Your goal: List each line of the data that holds the word "heeft".

-- Begin Given information --

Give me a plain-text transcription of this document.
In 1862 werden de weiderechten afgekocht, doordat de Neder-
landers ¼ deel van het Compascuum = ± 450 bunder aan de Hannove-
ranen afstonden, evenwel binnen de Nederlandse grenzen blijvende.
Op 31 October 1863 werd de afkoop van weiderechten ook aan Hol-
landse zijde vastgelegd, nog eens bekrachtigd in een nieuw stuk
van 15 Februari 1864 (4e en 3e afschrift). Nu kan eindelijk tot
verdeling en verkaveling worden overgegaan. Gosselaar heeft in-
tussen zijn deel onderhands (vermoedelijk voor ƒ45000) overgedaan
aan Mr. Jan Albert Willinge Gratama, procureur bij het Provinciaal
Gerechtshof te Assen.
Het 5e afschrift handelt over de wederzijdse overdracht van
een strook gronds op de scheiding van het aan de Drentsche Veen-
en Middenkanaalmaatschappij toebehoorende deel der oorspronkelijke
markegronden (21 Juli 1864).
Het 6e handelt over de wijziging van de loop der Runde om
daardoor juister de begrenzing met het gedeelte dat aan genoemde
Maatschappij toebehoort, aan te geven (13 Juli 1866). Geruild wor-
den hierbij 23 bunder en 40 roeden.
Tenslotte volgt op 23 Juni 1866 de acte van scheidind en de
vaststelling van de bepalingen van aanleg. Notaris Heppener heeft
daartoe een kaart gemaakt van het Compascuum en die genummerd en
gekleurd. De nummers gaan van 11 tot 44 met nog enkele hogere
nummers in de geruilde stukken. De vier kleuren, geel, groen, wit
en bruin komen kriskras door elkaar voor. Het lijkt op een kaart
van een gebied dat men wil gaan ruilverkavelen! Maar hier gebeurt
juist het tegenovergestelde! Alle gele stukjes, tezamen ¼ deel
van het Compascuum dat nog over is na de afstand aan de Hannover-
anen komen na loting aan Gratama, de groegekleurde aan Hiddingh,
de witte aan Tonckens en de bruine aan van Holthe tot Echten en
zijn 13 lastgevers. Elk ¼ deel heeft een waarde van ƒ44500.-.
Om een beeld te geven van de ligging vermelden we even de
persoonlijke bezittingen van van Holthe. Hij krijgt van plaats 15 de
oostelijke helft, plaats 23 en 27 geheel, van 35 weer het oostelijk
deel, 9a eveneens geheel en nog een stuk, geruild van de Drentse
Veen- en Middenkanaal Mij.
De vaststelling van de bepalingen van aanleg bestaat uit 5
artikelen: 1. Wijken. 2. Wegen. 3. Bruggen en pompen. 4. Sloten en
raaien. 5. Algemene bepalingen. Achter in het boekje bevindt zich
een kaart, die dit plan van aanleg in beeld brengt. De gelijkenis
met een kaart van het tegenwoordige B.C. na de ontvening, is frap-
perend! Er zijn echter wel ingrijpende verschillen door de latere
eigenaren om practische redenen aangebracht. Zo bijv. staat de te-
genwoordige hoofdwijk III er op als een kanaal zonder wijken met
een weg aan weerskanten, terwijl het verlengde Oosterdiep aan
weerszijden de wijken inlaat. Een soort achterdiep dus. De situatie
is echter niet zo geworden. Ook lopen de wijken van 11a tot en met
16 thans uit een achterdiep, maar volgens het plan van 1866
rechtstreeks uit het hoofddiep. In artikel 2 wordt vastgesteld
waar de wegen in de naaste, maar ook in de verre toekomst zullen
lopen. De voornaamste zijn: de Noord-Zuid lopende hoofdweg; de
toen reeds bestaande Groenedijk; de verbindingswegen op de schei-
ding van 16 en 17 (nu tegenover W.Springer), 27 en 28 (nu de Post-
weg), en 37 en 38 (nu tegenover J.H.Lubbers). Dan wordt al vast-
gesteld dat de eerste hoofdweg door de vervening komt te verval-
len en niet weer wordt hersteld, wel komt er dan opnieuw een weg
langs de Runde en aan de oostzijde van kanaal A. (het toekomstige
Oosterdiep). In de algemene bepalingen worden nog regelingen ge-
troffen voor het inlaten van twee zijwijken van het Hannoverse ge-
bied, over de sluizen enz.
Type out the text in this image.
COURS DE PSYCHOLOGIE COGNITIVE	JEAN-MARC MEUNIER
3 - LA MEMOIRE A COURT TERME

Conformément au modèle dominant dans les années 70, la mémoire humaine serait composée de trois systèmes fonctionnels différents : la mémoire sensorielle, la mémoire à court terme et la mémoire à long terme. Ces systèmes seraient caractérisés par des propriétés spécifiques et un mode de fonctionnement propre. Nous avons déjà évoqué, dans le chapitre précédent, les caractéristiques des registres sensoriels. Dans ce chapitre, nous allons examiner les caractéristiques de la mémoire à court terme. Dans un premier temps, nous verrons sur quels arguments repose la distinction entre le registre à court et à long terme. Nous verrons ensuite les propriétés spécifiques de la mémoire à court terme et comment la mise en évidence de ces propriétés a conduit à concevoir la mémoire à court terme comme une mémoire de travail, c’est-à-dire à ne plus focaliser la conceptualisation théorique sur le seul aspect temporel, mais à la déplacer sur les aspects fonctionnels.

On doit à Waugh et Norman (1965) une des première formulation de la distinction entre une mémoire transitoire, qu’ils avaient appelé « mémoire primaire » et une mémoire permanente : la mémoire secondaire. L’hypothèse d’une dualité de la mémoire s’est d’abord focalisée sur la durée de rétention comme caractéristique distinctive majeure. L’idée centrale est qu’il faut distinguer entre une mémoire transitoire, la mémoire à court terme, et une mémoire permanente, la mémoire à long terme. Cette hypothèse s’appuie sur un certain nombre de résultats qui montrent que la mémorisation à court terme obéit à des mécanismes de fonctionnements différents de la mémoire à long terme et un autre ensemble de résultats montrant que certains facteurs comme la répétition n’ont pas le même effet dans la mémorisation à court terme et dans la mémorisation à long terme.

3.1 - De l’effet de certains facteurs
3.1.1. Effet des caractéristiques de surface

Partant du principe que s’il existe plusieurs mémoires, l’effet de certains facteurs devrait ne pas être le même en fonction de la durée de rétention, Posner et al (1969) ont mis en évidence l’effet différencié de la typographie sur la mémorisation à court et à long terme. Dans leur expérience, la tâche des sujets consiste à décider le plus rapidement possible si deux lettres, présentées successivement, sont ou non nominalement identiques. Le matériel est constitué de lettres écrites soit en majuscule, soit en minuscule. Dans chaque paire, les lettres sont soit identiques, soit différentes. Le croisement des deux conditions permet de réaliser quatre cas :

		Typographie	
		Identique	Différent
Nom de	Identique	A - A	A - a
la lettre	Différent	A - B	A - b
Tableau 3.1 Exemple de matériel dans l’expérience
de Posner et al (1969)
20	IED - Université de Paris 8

-- End Given information --

Expected answer:
verdeling en verkaveling worden overgegaan. Gosselaar heeft in-
vaststelling van de bepalingen van aanleg. Notaris Heppener heeft
zijn 13 lastgevers. Elk ¼ deel heeft een waarde van ƒ44500.-.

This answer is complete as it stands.